Transcribe the records below in full; pictures stay out of the copy.

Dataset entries
──────────
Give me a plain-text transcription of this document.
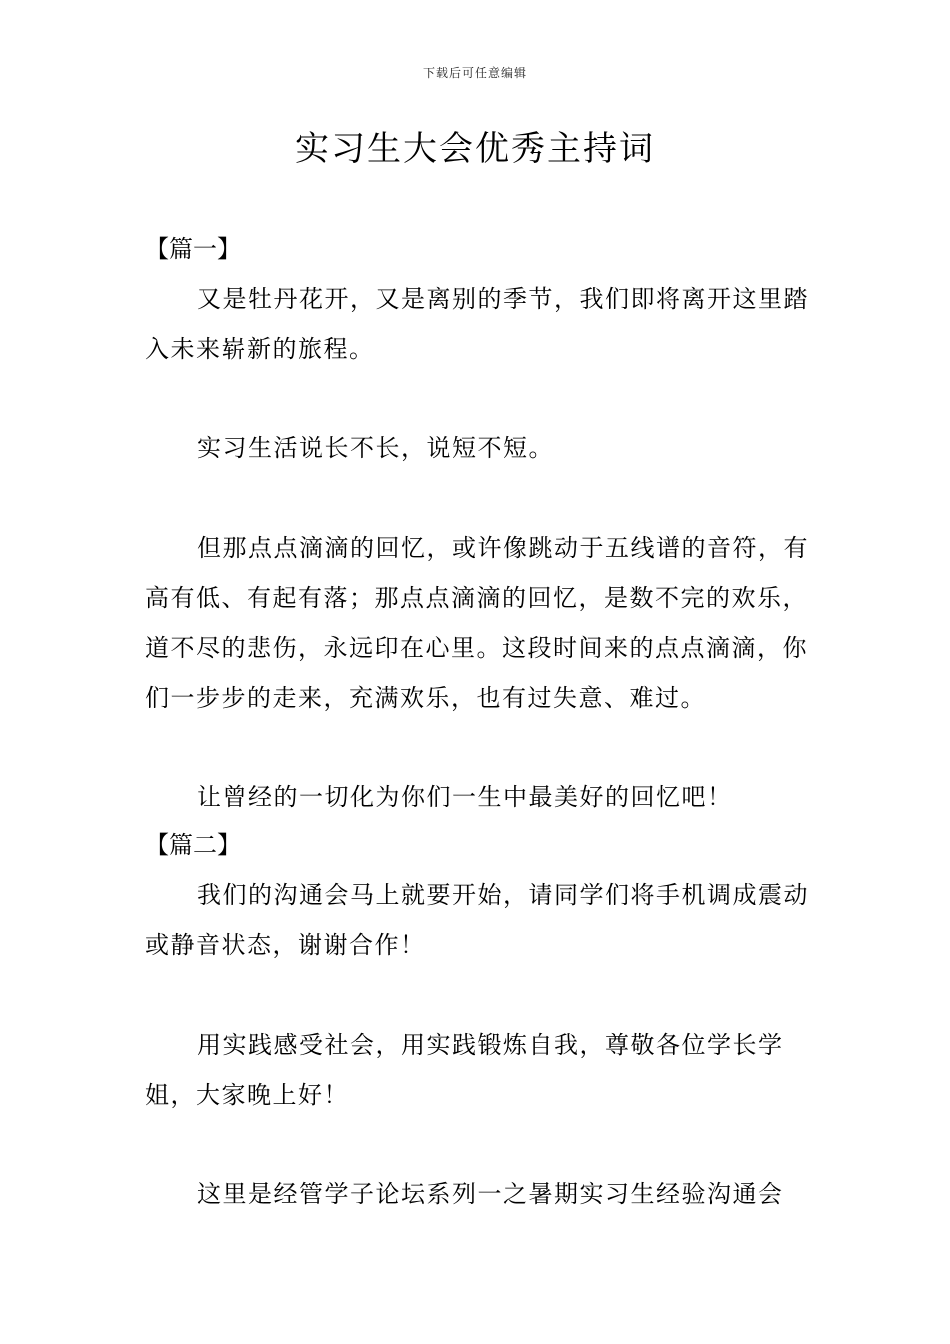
下载后可任意编辑
实习生大会优秀主持词
【篇一】

又是牡丹花开，又是离别的季节，我们即将离开这里踏入未来崭新的旅程。

实习生活说长不长，说短不短。

但那点点滴滴的回忆，或许像跳动于五线谱的音符，有高有低、有起有落；那点点滴滴的回忆，是数不完的欢乐，道不尽的悲伤，永远印在心里。这段时间来的点点滴滴，你们一步步的走来，充满欢乐，也有过失意、难过。

让曾经的一切化为你们一生中最美好的回忆吧！

【篇二】

我们的沟通会马上就要开始，请同学们将手机调成震动或静音状态，谢谢合作！

用实践感受社会，用实践锻炼自我，尊敬各位学长学姐，大家晚上好！

这里是经管学子论坛系列一之暑期实习生经验沟通会
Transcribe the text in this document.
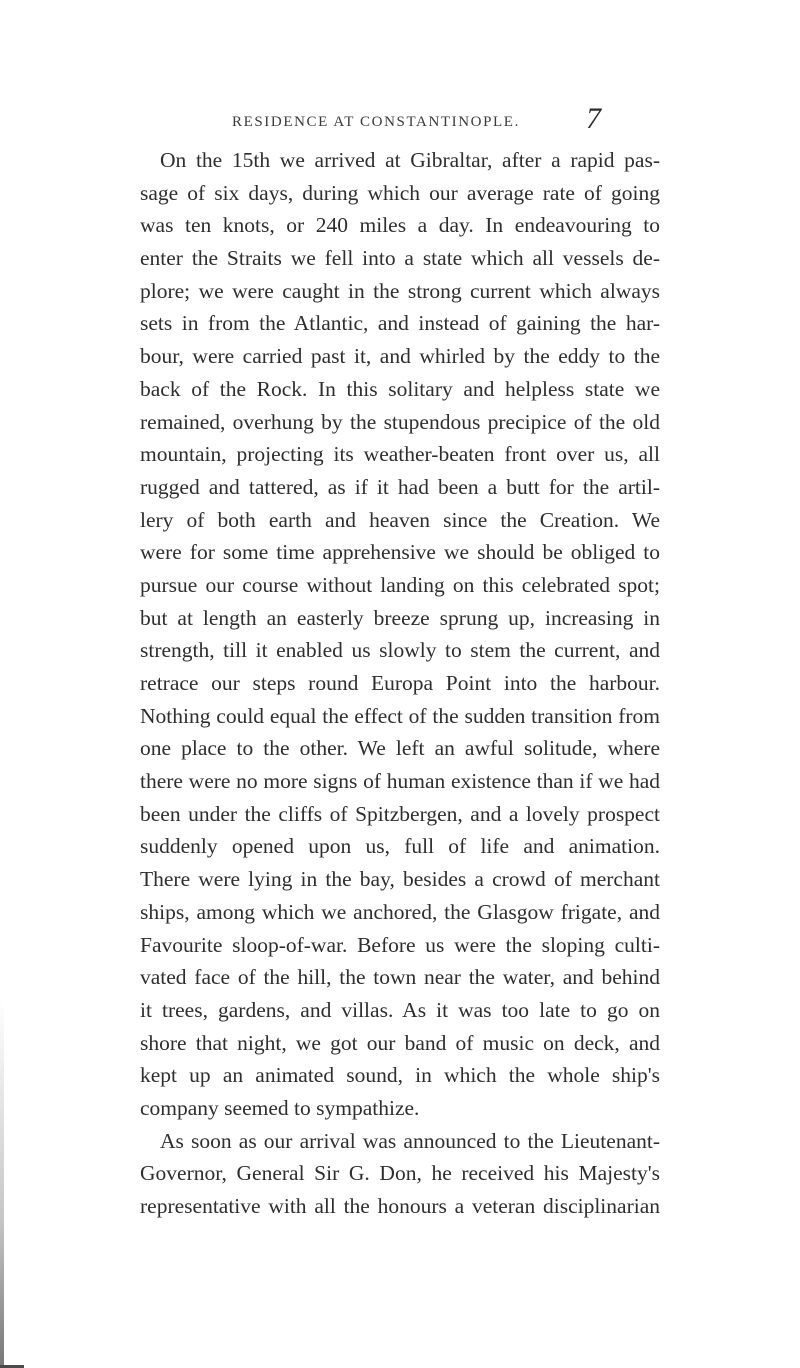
RESIDENCE AT CONSTANTINOPLE. 7

On the 15th we arrived at Gibraltar, after a rapid pas-
sage of six days, during which our average rate of going
was ten knots, or 240 miles a day. In endeavouring to
enter the Straits we fell into a state which all vessels de-
plore; we were caught in the strong current which always
sets in from the Atlantic, and instead of gaining the har-
bour, were carried past it, and whirled by the eddy to the
back of the Rock. In this solitary and helpless state we
remained, overhung by the stupendous precipice of the old
mountain, projecting its weather-beaten front over us, all
rugged and tattered, as if it had been a butt for the artil-
lery of both earth and heaven since the Creation. We
were for some time apprehensive we should be obliged to
pursue our course without landing on this celebrated spot;
but at length an easterly breeze sprung up, increasing in
strength, till it enabled us slowly to stem the current, and
retrace our steps round Europa Point into the harbour.
Nothing could equal the effect of the sudden transition from
one place to the other. We left an awful solitude, where
there were no more signs of human existence than if we had
been under the cliffs of Spitzbergen, and a lovely prospect
suddenly opened upon us, full of life and animation.
There were lying in the bay, besides a crowd of merchant
ships, among which we anchored, the Glasgow frigate, and
Favourite sloop-of-war. Before us were the sloping culti-
vated face of the hill, the town near the water, and behind
it trees, gardens, and villas. As it was too late to go on
shore that night, we got our band of music on deck, and
kept up an animated sound, in which the whole ship's
company seemed to sympathize.

As soon as our arrival was announced to the Lieutenant-
Governor, General Sir G. Don, he received his Majesty's
representative with all the honours a veteran disciplinarian
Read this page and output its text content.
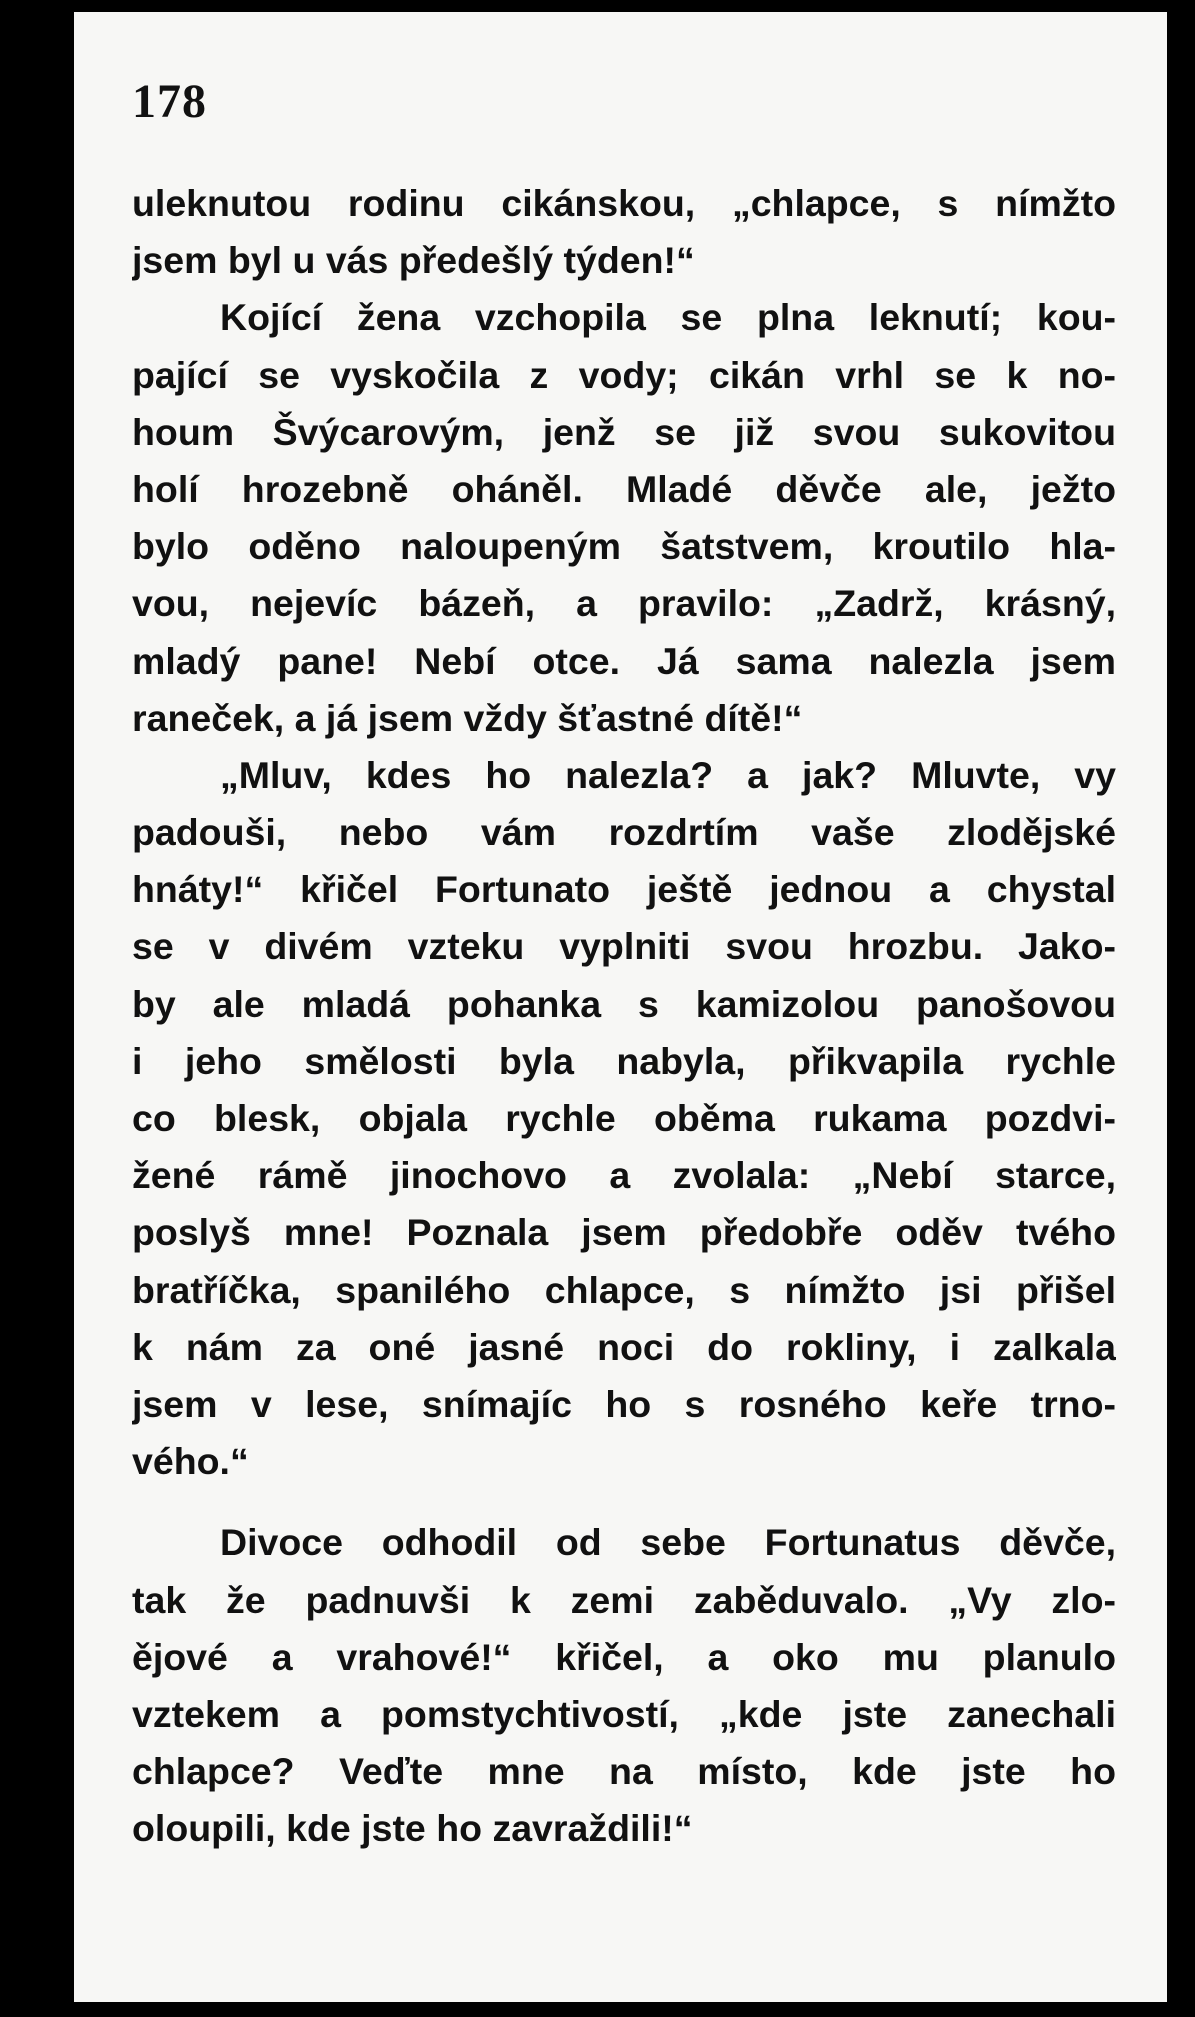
178
uleknutou rodinu cikánskou, „chlapce, s nímžto
jsem byl u vás předešlý týden!“
Kojící žena vzchopila se plna leknutí; kou-
pající se vyskočila z vody; cikán vrhl se k no-
houm Švýcarovým, jenž se již svou sukovitou
holí hrozebně oháněl. Mladé děvče ale, ježto
bylo oděno naloupeným šatstvem, kroutilo hla-
vou, nejevíc bázeň, a pravilo: „Zadrž, krásný,
mladý pane! Nebí otce. Já sama nalezla jsem
raneček, a já jsem vždy šťastné dítě!“
„Mluv, kdes ho nalezla? a jak? Mluvte, vy
padouši, nebo vám rozdrtím vaše zlodějské
hnáty!“ křičel Fortunato ještě jednou a chystal
se v divém vzteku vyplniti svou hrozbu. Jako-
by ale mladá pohanka s kamizolou panošovou
i jeho smělosti byla nabyla, přikvapila rychle
co blesk, objala rychle oběma rukama pozdvi-
žené rámě jinochovo a zvolala: „Nebí starce,
poslyš mne! Poznala jsem předobře oděv tvého
bratříčka, spanilého chlapce, s nímžto jsi přišel
k nám za oné jasné noci do rokliny, i zalkala
jsem v lese, snímajíc ho s rosného keře trno-
vého.“
Divoce odhodil od sebe Fortunatus děvče,
tak že padnuvši k zemi zaběduvalo. „Vy zlo-
ějové a vrahové!“ křičel, a oko mu planulo
vztekem a pomstychtivostí, „kde jste zanechali
chlapce? Veďte mne na místo, kde jste ho
oloupili, kde jste ho zavraždili!“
──────────
SOLUTION -
Give me a plain-text transcription of this document.
下载后可任意编辑
实习生大会优秀主持词
【篇一】

又是牡丹花开，又是离别的季节，我们即将离开这里踏入未来崭新的旅程。

实习生活说长不长，说短不短。

但那点点滴滴的回忆，或许像跳动于五线谱的音符，有高有低、有起有落；那点点滴滴的回忆，是数不完的欢乐，道不尽的悲伤，永远印在心里。这段时间来的点点滴滴，你们一步步的走来，充满欢乐，也有过失意、难过。

让曾经的一切化为你们一生中最美好的回忆吧！

【篇二】

我们的沟通会马上就要开始，请同学们将手机调成震动或静音状态，谢谢合作！

用实践感受社会，用实践锻炼自我，尊敬各位学长学姐，大家晚上好！

这里是经管学子论坛系列一之暑期实习生经验沟通会
Transcribe the text in this document.
RESIDENCE AT CONSTANTINOPLE. 7

On the 15th we arrived at Gibraltar, after a rapid pas-
sage of six days, during which our average rate of going
was ten knots, or 240 miles a day. In endeavouring to
enter the Straits we fell into a state which all vessels de-
plore; we were caught in the strong current which always
sets in from the Atlantic, and instead of gaining the har-
bour, were carried past it, and whirled by the eddy to the
back of the Rock. In this solitary and helpless state we
remained, overhung by the stupendous precipice of the old
mountain, projecting its weather-beaten front over us, all
rugged and tattered, as if it had been a butt for the artil-
lery of both earth and heaven since the Creation. We
were for some time apprehensive we should be obliged to
pursue our course without landing on this celebrated spot;
but at length an easterly breeze sprung up, increasing in
strength, till it enabled us slowly to stem the current, and
retrace our steps round Europa Point into the harbour.
Nothing could equal the effect of the sudden transition from
one place to the other. We left an awful solitude, where
there were no more signs of human existence than if we had
been under the cliffs of Spitzbergen, and a lovely prospect
suddenly opened upon us, full of life and animation.
There were lying in the bay, besides a crowd of merchant
ships, among which we anchored, the Glasgow frigate, and
Favourite sloop-of-war. Before us were the sloping culti-
vated face of the hill, the town near the water, and behind
it trees, gardens, and villas. As it was too late to go on
shore that night, we got our band of music on deck, and
kept up an animated sound, in which the whole ship's
company seemed to sympathize.

As soon as our arrival was announced to the Lieutenant-
Governor, General Sir G. Don, he received his Majesty's
representative with all the honours a veteran disciplinarian
Read this page and output its text content.
178
uleknutou rodinu cikánskou, „chlapce, s nímžto
jsem byl u vás předešlý týden!“
Kojící žena vzchopila se plna leknutí; kou-
pající se vyskočila z vody; cikán vrhl se k no-
houm Švýcarovým, jenž se již svou sukovitou
holí hrozebně oháněl. Mladé děvče ale, ježto
bylo oděno naloupeným šatstvem, kroutilo hla-
vou, nejevíc bázeň, a pravilo: „Zadrž, krásný,
mladý pane! Nebí otce. Já sama nalezla jsem
raneček, a já jsem vždy šťastné dítě!“
„Mluv, kdes ho nalezla? a jak? Mluvte, vy
padouši, nebo vám rozdrtím vaše zlodějské
hnáty!“ křičel Fortunato ještě jednou a chystal
se v divém vzteku vyplniti svou hrozbu. Jako-
by ale mladá pohanka s kamizolou panošovou
i jeho smělosti byla nabyla, přikvapila rychle
co blesk, objala rychle oběma rukama pozdvi-
žené rámě jinochovo a zvolala: „Nebí starce,
poslyš mne! Poznala jsem předobře oděv tvého
bratříčka, spanilého chlapce, s nímžto jsi přišel
k nám za oné jasné noci do rokliny, i zalkala
jsem v lese, snímajíc ho s rosného keře trno-
vého.“
Divoce odhodil od sebe Fortunatus děvče,
tak že padnuvši k zemi zaběduvalo. „Vy zlo-
ějové a vrahové!“ křičel, a oko mu planulo
vztekem a pomstychtivostí, „kde jste zanechali
chlapce? Veďte mne na místo, kde jste ho
oloupili, kde jste ho zavraždili!“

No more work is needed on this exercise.